[Dataset entries]
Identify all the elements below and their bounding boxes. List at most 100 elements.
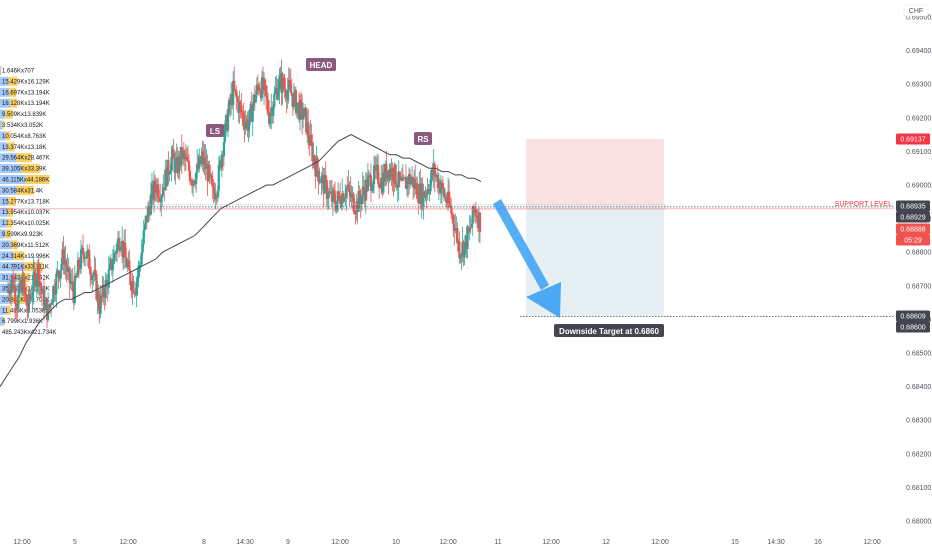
price-tag-label: 0.68935 — [900, 204, 925, 211]
trade-zones — [526, 138, 664, 317]
x-tick-label: 10 — [392, 539, 400, 546]
volume-profile-label: 29.564Kx28.467K — [2, 156, 50, 162]
candle-body — [474, 208, 477, 217]
candle-body — [132, 281, 135, 293]
candle-body — [434, 175, 437, 177]
candle-body — [433, 164, 436, 177]
y-tick-label: 0.68000 — [906, 519, 931, 526]
candle-body — [181, 150, 184, 160]
volume-profile-down-bar — [5, 109, 13, 119]
downside-arrow — [493, 199, 561, 318]
volume-profile-up-bar — [0, 240, 12, 250]
target-label-box — [554, 324, 664, 337]
candle-body — [357, 190, 360, 212]
candle-body — [267, 100, 270, 114]
volume-profile-up-bar — [0, 175, 26, 184]
candle-body — [266, 96, 269, 101]
candle-body — [49, 303, 52, 309]
candle-body — [158, 197, 161, 199]
candle-body — [78, 268, 82, 270]
candle-body — [422, 191, 425, 207]
volume-profile-label: 1.646Kx707 — [2, 69, 35, 75]
candle-body — [277, 89, 280, 99]
candle-body — [66, 267, 69, 272]
candle-body — [161, 194, 164, 198]
candle-body — [345, 188, 348, 198]
y-tick-label: 0.68700 — [906, 283, 931, 290]
candle-body — [33, 271, 36, 274]
candle-body — [263, 79, 267, 86]
candle-body — [478, 212, 482, 233]
volume-profile-up-bar — [0, 251, 14, 261]
volume-profile-label: 10.054Kx8.763K — [2, 134, 46, 140]
volume-profile-up-bar — [0, 109, 6, 119]
candle-body — [35, 279, 38, 287]
candle-body — [89, 268, 92, 275]
price-levels: SUPPORT LEVEL — [0, 201, 894, 317]
candle-body — [135, 282, 138, 295]
candle-body — [216, 190, 219, 197]
volume-profile-up-bar — [0, 76, 9, 86]
x-tick-label: 12:00 — [13, 539, 31, 546]
candle-body — [428, 191, 431, 193]
price-tag-label: 05:29 — [904, 238, 922, 245]
candle-body — [463, 243, 466, 258]
candle-body — [326, 197, 329, 199]
candle-body — [283, 87, 286, 90]
candle-body — [466, 227, 469, 250]
candle-body — [42, 289, 46, 311]
volume-profile-label: 18.128Kx13.194K — [2, 101, 50, 107]
candle-body — [327, 191, 330, 198]
candle-body — [289, 83, 292, 93]
candle-body — [240, 105, 243, 113]
candle-body — [310, 134, 313, 144]
candle-body — [294, 90, 298, 114]
y-tick-label: 0.69100 — [906, 149, 931, 156]
y-tick-label: 0.68400 — [906, 384, 931, 391]
candle-body — [92, 275, 95, 277]
price-tag-label: 0.69137 — [900, 137, 925, 144]
candle-body — [246, 118, 249, 131]
candle-body — [332, 190, 336, 195]
candle-body — [139, 264, 142, 266]
candle-body — [323, 175, 326, 194]
candle-body — [182, 150, 185, 155]
annotations: LS HEAD RS Downside Target at 0.6860 — [206, 58, 664, 337]
candle-body — [115, 243, 119, 254]
candle-body — [79, 249, 83, 269]
candle-body — [377, 164, 380, 184]
candle-body — [269, 114, 272, 124]
candle-body — [343, 198, 346, 202]
candle-body — [129, 270, 132, 286]
candle-body — [284, 89, 287, 97]
candle-body — [328, 191, 331, 193]
candle-body — [146, 207, 149, 223]
candle-body — [239, 102, 242, 106]
candle-body — [204, 157, 207, 169]
candle-body — [320, 176, 323, 184]
x-tick-label: 16 — [814, 539, 822, 546]
volume-profile-down-bar — [21, 164, 40, 174]
y-tick-label: 0.68200 — [906, 451, 931, 458]
candle-body — [233, 80, 236, 90]
candle-body — [226, 112, 230, 131]
candle-body — [242, 113, 245, 123]
price-tag-box — [896, 234, 930, 246]
candle-body — [372, 165, 376, 185]
candle-body — [278, 75, 281, 90]
volume-profile-up-bar — [0, 196, 9, 206]
candle-body — [248, 109, 251, 126]
candle-body — [470, 223, 473, 228]
candle-body — [162, 187, 165, 195]
x-tick-label: 5 — [73, 539, 77, 546]
candle-body — [358, 190, 361, 200]
price-tag-box — [896, 133, 930, 145]
candle-body — [220, 154, 223, 169]
candle-body — [23, 278, 26, 291]
candle-body — [209, 174, 212, 176]
candle-body — [369, 175, 373, 191]
candle-body — [362, 186, 365, 192]
y-tick-label: 0.69200 — [906, 115, 931, 122]
candle-body — [211, 183, 214, 187]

WHAT YOU SHOULD DO: Copy out the lines above word for word, starting at the line with "price-tag-label: 0.68935 —" and ending at the line with "volume-profile-label: 18.128Kx13.194K —".

REPLY TO THE EXERCISE:
price-tag-label: 0.68935 — [900, 204, 925, 211]
trade-zones — [526, 138, 664, 317]
x-tick-label: 10 — [392, 539, 400, 546]
volume-profile-label: 29.564Kx28.467K — [2, 156, 50, 162]
candle-body — [474, 208, 477, 217]
candle-body — [132, 281, 135, 293]
candle-body — [434, 175, 437, 177]
candle-body — [433, 164, 436, 177]
y-tick-label: 0.68000 — [906, 519, 931, 526]
candle-body — [181, 150, 184, 160]
volume-profile-down-bar — [5, 109, 13, 119]
downside-arrow — [493, 199, 561, 318]
volume-profile-up-bar — [0, 240, 12, 250]
target-label-box — [554, 324, 664, 337]
candle-body — [357, 190, 360, 212]
candle-body — [267, 100, 270, 114]
volume-profile-up-bar — [0, 175, 26, 184]
candle-body — [266, 96, 269, 101]
candle-body — [49, 303, 52, 309]
candle-body — [158, 197, 161, 199]
candle-body — [78, 268, 82, 270]
candle-body — [422, 191, 425, 207]
volume-profile-label: 1.646Kx707 — [2, 69, 35, 75]
candle-body — [277, 89, 280, 99]
candle-body — [66, 267, 69, 272]
candle-body — [161, 194, 164, 198]
candle-body — [345, 188, 348, 198]
y-tick-label: 0.68700 — [906, 283, 931, 290]
candle-body — [33, 271, 36, 274]
candle-body — [263, 79, 267, 86]
candle-body — [478, 212, 482, 233]
volume-profile-up-bar — [0, 251, 14, 261]
volume-profile-label: 10.054Kx8.763K — [2, 134, 46, 140]
volume-profile-up-bar — [0, 109, 6, 119]
candle-body — [35, 279, 38, 287]
candle-body — [89, 268, 92, 275]
price-levels: SUPPORT LEVEL — [0, 201, 894, 317]
candle-body — [135, 282, 138, 295]
candle-body — [216, 190, 219, 197]
volume-profile-up-bar — [0, 76, 9, 86]
x-tick-label: 12:00 — [13, 539, 31, 546]
candle-body — [428, 191, 431, 193]
price-tag-label: 05:29 — [904, 238, 922, 245]
candle-body — [463, 243, 466, 258]
candle-body — [326, 197, 329, 199]
candle-body — [283, 87, 286, 90]
candle-body — [466, 227, 469, 250]
candle-body — [42, 289, 46, 311]
volume-profile-label: 18.128Kx13.194K — [2, 101, 50, 107]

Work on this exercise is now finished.